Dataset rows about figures
>> BEGIN

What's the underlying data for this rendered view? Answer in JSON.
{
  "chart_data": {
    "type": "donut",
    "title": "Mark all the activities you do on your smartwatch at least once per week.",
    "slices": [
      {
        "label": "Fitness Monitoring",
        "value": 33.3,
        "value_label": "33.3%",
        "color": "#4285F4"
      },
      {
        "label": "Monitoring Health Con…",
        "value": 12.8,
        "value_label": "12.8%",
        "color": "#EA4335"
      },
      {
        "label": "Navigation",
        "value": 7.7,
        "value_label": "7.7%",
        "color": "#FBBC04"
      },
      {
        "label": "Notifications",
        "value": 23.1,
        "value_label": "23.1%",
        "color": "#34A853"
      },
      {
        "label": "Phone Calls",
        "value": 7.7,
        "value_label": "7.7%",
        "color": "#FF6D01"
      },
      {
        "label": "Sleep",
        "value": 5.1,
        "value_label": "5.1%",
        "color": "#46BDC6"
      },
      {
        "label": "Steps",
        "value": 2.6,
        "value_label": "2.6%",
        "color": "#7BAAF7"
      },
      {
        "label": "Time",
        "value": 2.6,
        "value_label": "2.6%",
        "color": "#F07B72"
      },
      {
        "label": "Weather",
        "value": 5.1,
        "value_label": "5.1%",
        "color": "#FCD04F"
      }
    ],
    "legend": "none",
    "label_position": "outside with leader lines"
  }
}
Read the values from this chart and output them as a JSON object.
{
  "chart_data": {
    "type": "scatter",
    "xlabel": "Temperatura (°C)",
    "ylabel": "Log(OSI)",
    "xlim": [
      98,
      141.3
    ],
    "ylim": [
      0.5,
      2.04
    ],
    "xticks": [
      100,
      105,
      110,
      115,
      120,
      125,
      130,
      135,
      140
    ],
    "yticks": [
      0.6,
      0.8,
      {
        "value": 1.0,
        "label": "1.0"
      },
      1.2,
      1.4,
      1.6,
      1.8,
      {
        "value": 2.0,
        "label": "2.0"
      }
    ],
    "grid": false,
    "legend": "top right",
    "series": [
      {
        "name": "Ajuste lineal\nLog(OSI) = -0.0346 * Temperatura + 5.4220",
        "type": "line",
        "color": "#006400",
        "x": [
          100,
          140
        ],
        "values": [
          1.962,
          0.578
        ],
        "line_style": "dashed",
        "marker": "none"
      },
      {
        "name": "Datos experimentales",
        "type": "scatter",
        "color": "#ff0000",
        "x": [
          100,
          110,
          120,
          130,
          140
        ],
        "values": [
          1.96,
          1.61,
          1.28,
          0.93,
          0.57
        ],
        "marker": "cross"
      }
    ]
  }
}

>> END

Copy out all lines that carry the word "type".

    "type": "donut",
    "type": "scatter",
        "type": "line",
        "type": "scatter",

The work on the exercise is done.